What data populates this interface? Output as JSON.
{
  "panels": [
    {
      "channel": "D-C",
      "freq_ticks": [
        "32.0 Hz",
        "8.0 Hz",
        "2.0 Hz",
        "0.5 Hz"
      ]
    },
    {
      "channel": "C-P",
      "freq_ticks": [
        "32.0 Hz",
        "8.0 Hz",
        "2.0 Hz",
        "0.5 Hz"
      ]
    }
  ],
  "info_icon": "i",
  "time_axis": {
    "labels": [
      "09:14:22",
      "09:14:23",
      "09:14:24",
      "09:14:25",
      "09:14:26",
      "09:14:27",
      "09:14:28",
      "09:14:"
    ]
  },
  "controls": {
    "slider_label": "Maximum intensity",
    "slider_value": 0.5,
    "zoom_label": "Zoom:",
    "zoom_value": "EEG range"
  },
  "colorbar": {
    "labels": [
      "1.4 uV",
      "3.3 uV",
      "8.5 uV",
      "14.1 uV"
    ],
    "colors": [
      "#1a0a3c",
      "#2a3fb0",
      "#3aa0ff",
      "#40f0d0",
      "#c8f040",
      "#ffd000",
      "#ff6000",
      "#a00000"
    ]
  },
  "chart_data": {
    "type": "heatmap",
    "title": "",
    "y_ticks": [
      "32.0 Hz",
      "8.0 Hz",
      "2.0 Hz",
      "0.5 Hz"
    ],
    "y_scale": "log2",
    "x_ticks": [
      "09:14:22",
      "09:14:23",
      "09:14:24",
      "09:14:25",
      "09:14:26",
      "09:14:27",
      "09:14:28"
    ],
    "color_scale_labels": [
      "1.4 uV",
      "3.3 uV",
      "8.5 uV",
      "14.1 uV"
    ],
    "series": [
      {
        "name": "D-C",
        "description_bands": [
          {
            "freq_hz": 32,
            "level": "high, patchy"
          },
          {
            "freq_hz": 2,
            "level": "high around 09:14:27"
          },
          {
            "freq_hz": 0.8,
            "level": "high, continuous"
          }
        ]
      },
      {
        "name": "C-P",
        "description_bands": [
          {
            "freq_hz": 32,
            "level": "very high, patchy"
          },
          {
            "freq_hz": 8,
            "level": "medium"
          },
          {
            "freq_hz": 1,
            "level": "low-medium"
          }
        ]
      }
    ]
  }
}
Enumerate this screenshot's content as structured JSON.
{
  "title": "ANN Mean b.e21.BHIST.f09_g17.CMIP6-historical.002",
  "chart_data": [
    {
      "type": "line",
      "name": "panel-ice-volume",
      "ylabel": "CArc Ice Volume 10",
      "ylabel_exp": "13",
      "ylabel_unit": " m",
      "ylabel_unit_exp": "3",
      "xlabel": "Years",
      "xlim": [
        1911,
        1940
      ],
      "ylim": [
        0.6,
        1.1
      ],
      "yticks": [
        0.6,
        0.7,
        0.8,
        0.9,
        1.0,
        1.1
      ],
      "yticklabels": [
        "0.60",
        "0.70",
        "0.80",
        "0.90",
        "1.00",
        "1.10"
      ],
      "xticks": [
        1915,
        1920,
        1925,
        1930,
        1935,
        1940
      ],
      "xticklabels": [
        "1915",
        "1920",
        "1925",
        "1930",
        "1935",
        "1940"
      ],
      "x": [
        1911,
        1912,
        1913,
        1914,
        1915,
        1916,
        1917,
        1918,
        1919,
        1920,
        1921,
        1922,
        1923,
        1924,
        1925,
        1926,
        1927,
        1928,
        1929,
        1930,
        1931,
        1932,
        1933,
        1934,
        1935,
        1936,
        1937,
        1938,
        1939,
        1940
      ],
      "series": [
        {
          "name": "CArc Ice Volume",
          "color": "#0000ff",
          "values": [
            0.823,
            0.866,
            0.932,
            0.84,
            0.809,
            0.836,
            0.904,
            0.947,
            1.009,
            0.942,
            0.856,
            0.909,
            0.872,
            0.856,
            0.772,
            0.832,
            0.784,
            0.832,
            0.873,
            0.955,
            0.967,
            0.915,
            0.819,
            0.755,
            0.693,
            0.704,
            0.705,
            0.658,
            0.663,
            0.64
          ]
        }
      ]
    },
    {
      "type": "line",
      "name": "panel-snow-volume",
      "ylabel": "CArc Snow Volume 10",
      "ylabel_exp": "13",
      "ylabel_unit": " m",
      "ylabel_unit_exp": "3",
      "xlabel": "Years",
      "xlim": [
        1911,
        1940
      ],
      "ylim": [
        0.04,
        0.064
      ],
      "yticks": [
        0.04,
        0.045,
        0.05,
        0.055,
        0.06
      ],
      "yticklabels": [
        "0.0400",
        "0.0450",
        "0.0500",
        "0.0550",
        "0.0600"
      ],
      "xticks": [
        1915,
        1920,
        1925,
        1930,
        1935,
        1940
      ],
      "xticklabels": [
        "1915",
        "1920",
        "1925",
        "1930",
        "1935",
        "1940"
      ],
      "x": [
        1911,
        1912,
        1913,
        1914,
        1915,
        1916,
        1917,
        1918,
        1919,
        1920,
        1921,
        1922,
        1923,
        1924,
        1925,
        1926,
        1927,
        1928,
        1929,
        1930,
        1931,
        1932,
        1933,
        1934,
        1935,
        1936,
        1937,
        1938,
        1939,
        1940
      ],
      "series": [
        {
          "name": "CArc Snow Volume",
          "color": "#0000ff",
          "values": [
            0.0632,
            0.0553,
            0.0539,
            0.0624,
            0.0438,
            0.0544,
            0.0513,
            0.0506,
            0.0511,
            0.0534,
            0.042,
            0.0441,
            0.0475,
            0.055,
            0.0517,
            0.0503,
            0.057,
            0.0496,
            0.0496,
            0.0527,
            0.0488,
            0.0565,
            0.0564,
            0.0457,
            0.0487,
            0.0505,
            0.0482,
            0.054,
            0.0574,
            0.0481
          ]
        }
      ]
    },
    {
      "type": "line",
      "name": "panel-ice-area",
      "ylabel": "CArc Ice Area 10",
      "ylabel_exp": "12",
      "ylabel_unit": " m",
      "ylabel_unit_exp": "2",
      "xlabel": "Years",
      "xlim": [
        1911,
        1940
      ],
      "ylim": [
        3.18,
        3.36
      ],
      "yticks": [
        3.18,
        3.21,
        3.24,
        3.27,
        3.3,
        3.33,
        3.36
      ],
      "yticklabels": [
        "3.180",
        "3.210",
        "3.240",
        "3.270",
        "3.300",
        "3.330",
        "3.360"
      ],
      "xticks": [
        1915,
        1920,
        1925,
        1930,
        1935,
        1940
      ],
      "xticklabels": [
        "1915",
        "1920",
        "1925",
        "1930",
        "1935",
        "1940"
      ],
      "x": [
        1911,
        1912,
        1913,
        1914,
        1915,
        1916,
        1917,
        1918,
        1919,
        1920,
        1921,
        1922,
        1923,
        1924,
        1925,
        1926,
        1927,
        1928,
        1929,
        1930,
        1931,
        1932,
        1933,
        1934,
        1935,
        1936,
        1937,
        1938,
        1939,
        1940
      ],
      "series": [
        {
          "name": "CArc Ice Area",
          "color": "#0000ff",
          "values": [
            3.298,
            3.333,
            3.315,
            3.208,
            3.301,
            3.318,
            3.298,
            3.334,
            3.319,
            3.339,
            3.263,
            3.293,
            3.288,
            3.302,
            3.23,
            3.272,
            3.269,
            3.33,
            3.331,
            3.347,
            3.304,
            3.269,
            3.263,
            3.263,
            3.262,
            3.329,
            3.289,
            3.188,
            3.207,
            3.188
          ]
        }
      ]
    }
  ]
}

——

#### [GIVEN PROBLEM]
Pull out all lines containing "patchy".

#### [RESPONSE]
            "level": "high, patchy"
            "level": "very high, patchy"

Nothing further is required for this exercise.